**Instructions for the task:**
Scan the material that follows. Copy every line containing the word "this".

* Begin Record extracts *

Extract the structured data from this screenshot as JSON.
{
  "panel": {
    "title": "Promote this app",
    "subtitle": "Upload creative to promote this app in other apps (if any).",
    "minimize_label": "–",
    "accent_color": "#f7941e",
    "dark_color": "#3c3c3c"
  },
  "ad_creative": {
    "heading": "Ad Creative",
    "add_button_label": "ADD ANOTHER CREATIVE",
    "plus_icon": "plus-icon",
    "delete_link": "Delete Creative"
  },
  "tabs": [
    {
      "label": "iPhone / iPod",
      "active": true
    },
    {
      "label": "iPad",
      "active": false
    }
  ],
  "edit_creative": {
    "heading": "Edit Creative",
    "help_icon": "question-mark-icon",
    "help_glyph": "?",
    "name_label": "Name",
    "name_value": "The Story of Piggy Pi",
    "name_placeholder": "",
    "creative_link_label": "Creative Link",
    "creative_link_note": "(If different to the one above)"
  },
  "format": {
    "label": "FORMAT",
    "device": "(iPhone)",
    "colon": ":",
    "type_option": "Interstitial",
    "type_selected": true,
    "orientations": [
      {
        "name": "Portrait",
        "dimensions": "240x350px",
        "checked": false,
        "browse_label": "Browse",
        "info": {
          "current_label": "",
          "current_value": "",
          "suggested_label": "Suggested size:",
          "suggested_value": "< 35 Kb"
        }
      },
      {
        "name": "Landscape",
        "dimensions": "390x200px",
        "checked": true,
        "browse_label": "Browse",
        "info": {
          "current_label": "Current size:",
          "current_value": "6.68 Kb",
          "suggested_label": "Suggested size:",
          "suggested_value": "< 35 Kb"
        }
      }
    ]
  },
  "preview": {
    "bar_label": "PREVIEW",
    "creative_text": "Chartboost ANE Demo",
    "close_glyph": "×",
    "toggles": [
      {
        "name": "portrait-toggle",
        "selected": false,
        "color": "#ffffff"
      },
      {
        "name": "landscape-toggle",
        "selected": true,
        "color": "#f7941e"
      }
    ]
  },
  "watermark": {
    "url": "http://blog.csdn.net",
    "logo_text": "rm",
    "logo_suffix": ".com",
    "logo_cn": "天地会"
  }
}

* End Record extracts *

**Exercise solution:**
Extract the structured data from this screenshot as JSON.
    "title": "Promote this app",
    "subtitle": "Upload creative to promote this app in other apps (if any).",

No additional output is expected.